## TU OBJETIVO
Reproduce completo y sin ningún cambio el texto sobre la desescalada que aparece a continuación.

## TEXTO EXTRAÍDO
Reflexiones desescaladas de una Maestra Masona

Más de un año después de redactar el artículo Eurídice en el país de los idiotas, la desescalada, el fin del estado de alarma y la transición hacia la nueva normalidad han originado nuevamente la necesidad de expresar, a través de este medio, el firme convencimiento de que, efectivamente tal y como expresó Jorge Manrique: “cualquiera (sic) tiempo pasado fue mejor”.

Y yo no hablo de circunstancias personales como aludía el poeta, ni necesariamente quiero referirme a épocas históricas que nos precedieron – aunque tal vez aquí cupiese hablar del paraíso perdido defendido por Olivier Aurenche, pero es harina de otro costal –, sino simplemente a cuestiones sociológicas.

Aunque sólo sea por las virtudes que consiguieron dominar pequeños y determinados periodos históricos – no pudiendo faltar aquí ejemplificar esto que digo, señalando la etapa ilustrada -. Aunque, reduciendo más el espectro, sólo fuese por las perlas que pensadores como Cicerón legaron en vida. Porque sí, “el pueblo que desconoce su historia está condenado a repetirla.” Y ese pueblo, es el nuestro. Y lo más grave, es que no podemos aludir al desconocimiento y si me apuran, estoy segura de que tampoco al olvido. Nuestro motivo es la negligencia más descarada e inexcusable.

Negligente fue quien vulneró cierres perimetrales cuando no había efectivos policiales que controlasen los accesos. Quien cada día salía a comprar para arañar más minutos fuera de casa o quien hacía el paseo en su franja y también en la de los demás. Conductas que ponían en riesgo a todos los individuos y no sólo a aquellos que transgredían las normas impuestas y el propio sentido común.

## DATOS PROPORCIONADOS
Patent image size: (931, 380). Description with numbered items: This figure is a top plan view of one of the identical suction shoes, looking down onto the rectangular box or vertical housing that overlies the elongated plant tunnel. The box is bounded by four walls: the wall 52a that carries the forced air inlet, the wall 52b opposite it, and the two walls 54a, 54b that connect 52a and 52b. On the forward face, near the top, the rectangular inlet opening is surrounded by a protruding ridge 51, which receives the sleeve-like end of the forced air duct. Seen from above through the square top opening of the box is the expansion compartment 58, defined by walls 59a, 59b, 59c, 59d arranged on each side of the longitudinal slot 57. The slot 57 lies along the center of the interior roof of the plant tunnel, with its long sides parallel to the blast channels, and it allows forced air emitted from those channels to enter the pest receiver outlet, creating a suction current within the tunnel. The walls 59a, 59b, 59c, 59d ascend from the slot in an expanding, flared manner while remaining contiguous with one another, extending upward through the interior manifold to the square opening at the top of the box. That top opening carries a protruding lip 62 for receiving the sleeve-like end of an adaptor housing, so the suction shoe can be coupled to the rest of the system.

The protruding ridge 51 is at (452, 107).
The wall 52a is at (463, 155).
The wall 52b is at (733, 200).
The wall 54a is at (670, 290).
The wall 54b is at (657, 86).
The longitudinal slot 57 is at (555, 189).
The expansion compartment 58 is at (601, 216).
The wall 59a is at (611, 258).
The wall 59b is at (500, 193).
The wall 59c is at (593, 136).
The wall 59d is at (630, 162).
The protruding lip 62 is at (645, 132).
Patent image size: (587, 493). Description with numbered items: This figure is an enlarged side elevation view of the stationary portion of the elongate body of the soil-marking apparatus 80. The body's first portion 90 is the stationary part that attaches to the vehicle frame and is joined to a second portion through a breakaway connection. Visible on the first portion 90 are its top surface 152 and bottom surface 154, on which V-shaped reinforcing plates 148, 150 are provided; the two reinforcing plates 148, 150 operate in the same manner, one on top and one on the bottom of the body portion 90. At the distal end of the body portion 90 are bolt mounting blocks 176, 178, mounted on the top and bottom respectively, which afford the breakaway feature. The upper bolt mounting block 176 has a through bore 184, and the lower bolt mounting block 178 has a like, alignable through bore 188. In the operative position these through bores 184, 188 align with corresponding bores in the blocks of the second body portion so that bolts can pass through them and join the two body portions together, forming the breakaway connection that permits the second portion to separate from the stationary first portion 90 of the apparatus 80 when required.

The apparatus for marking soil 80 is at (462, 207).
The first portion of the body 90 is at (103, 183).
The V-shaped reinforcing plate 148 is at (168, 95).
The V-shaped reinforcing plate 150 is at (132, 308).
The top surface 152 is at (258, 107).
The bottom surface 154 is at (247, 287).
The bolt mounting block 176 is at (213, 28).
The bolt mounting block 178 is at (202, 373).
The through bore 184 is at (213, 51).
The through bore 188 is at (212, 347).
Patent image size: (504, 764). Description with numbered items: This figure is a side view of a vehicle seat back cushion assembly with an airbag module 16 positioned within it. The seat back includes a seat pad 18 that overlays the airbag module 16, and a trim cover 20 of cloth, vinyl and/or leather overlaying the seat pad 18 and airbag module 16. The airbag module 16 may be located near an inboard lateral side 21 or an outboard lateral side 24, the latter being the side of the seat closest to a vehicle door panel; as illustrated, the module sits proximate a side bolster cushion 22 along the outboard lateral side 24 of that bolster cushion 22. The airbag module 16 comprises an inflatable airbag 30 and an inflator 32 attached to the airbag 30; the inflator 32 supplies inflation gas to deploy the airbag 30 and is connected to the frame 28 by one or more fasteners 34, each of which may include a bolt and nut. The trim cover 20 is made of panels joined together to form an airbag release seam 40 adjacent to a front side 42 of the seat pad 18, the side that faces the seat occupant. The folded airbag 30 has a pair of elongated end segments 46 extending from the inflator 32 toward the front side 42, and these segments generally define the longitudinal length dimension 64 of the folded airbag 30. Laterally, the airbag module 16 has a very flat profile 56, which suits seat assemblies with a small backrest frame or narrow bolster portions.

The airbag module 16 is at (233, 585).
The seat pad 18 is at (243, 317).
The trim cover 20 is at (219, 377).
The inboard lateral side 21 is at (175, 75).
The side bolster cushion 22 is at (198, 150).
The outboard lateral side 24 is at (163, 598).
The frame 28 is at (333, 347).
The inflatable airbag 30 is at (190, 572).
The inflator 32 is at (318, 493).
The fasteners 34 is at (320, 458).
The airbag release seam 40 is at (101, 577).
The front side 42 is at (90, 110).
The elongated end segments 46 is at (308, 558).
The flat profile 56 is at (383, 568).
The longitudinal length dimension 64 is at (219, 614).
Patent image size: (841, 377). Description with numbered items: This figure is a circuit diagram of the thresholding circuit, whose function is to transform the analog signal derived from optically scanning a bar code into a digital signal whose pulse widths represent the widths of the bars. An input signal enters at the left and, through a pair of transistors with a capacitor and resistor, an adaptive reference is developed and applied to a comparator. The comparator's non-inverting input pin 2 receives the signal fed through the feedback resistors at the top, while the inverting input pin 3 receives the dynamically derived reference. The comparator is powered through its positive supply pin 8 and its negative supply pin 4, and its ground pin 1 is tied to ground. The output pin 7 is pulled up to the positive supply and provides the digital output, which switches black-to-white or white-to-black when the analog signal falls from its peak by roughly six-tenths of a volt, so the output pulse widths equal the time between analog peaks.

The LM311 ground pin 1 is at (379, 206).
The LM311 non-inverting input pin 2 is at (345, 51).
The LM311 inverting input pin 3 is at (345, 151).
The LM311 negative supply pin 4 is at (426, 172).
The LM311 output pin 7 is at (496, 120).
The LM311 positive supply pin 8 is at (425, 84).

## RESULTADO
Reflexiones desescaladas de una Maestra Masona

Más de un año después de redactar el artículo Eurídice en el país de los idiotas, la desescalada, el fin del estado de alarma y la transición hacia la nueva normalidad han originado nuevamente la necesidad de expresar, a través de este medio, el firme convencimiento de que, efectivamente tal y como expresó Jorge Manrique: “cualquiera (sic) tiempo pasado fue mejor”.

Y yo no hablo de circunstancias personales como aludía el poeta, ni necesariamente quiero referirme a épocas históricas que nos precedieron – aunque tal vez aquí cupiese hablar del paraíso perdido defendido por Olivier Aurenche, pero es harina de otro costal –, sino simplemente a cuestiones sociológicas.

Aunque sólo sea por las virtudes que consiguieron dominar pequeños y determinados periodos históricos – no pudiendo faltar aquí ejemplificar esto que digo, señalando la etapa ilustrada -. Aunque, reduciendo más el espectro, sólo fuese por las perlas que pensadores como Cicerón legaron en vida. Porque sí, “el pueblo que desconoce su historia está condenado a repetirla.” Y ese pueblo, es el nuestro. Y lo más grave, es que no podemos aludir al desconocimiento y si me apuran, estoy segura de que tampoco al olvido. Nuestro motivo es la negligencia más descarada e inexcusable.

Negligente fue quien vulneró cierres perimetrales cuando no había efectivos policiales que controlasen los accesos. Quien cada día salía a comprar para arañar más minutos fuera de casa o quien hacía el paseo en su franja y también en la de los demás. Conductas que ponían en riesgo a todos los individuos y no sólo a aquellos que transgredían las normas impuestas y el propio sentido común.